→ **WHAT TO DO**: Make an exact copy of all the entries, but do not reproduce the pictures.

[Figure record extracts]
========================
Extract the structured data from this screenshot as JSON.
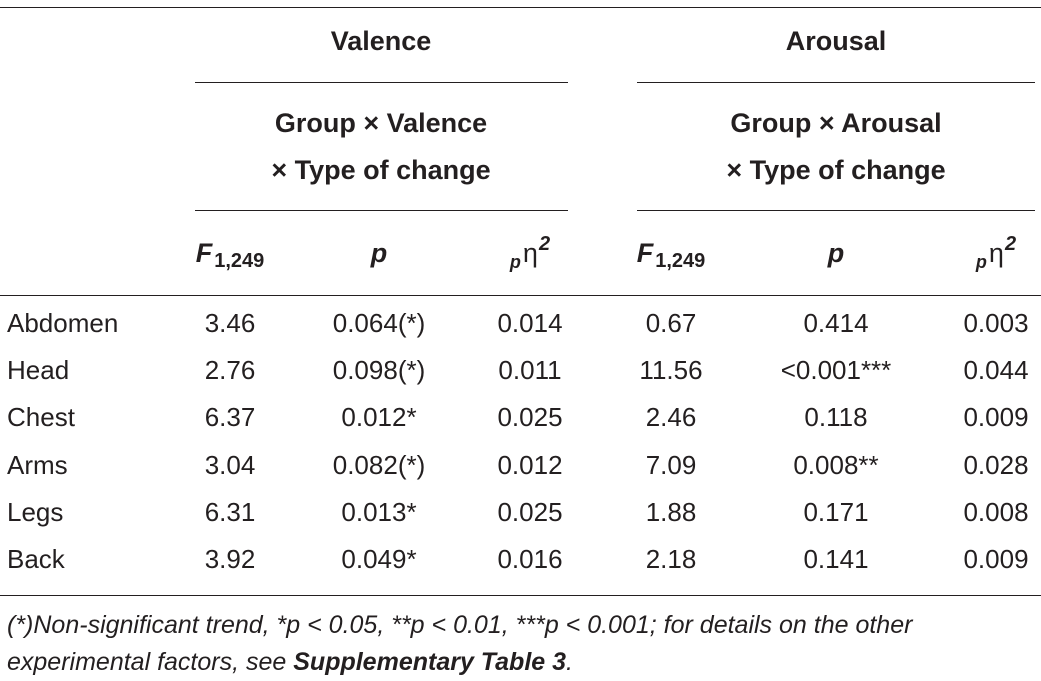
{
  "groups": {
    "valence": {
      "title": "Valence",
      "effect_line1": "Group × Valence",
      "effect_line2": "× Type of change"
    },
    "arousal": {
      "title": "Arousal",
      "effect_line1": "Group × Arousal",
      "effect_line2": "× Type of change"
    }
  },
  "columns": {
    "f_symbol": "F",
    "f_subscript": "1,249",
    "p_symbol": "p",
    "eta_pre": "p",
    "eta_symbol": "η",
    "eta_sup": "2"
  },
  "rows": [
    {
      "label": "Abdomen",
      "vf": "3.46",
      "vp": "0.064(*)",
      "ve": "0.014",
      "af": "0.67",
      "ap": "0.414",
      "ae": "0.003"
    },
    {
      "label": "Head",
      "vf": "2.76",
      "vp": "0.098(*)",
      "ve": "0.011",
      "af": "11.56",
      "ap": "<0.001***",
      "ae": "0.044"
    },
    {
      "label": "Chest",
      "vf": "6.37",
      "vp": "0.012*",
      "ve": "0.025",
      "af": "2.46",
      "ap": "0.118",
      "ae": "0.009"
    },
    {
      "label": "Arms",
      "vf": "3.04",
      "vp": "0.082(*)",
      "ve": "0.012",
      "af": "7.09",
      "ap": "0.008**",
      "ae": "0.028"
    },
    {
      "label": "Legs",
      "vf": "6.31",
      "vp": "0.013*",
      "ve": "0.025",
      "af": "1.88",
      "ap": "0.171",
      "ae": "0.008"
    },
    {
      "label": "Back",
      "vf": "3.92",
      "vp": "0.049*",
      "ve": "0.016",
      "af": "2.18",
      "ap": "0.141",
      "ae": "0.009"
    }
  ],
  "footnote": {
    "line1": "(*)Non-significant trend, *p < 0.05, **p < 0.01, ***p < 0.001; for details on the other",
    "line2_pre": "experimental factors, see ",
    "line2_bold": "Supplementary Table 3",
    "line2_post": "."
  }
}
========================
→ **SOLUTION**:
Extract the structured data from this screenshot as JSON.
{
  "groups": {
    "valence": {
      "title": "Valence",
      "effect_line1": "Group × Valence",
      "effect_line2": "× Type of change"
    },
    "arousal": {
      "title": "Arousal",
      "effect_line1": "Group × Arousal",
      "effect_line2": "× Type of change"
    }
  },
  "columns": {
    "f_symbol": "F",
    "f_subscript": "1,249",
    "p_symbol": "p",
    "eta_pre": "p",
    "eta_symbol": "η",
    "eta_sup": "2"
  },
  "rows": [
    {
      "label": "Abdomen",
      "vf": "3.46",
      "vp": "0.064(*)",
      "ve": "0.014",
      "af": "0.67",
      "ap": "0.414",
      "ae": "0.003"
    },
    {
      "label": "Head",
      "vf": "2.76",
      "vp": "0.098(*)",
      "ve": "0.011",
      "af": "11.56",
      "ap": "<0.001***",
      "ae": "0.044"
    },
    {
      "label": "Chest",
      "vf": "6.37",
      "vp": "0.012*",
      "ve": "0.025",
      "af": "2.46",
      "ap": "0.118",
      "ae": "0.009"
    },
    {
      "label": "Arms",
      "vf": "3.04",
      "vp": "0.082(*)",
      "ve": "0.012",
      "af": "7.09",
      "ap": "0.008**",
      "ae": "0.028"
    },
    {
      "label": "Legs",
      "vf": "6.31",
      "vp": "0.013*",
      "ve": "0.025",
      "af": "1.88",
      "ap": "0.171",
      "ae": "0.008"
    },
    {
      "label": "Back",
      "vf": "3.92",
      "vp": "0.049*",
      "ve": "0.016",
      "af": "2.18",
      "ap": "0.141",
      "ae": "0.009"
    }
  ],
  "footnote": {
    "line1": "(*)Non-significant trend, *p < 0.05, **p < 0.01, ***p < 0.001; for details on the other",
    "line2_pre": "experimental factors, see ",
    "line2_bold": "Supplementary Table 3",
    "line2_post": "."
  }
}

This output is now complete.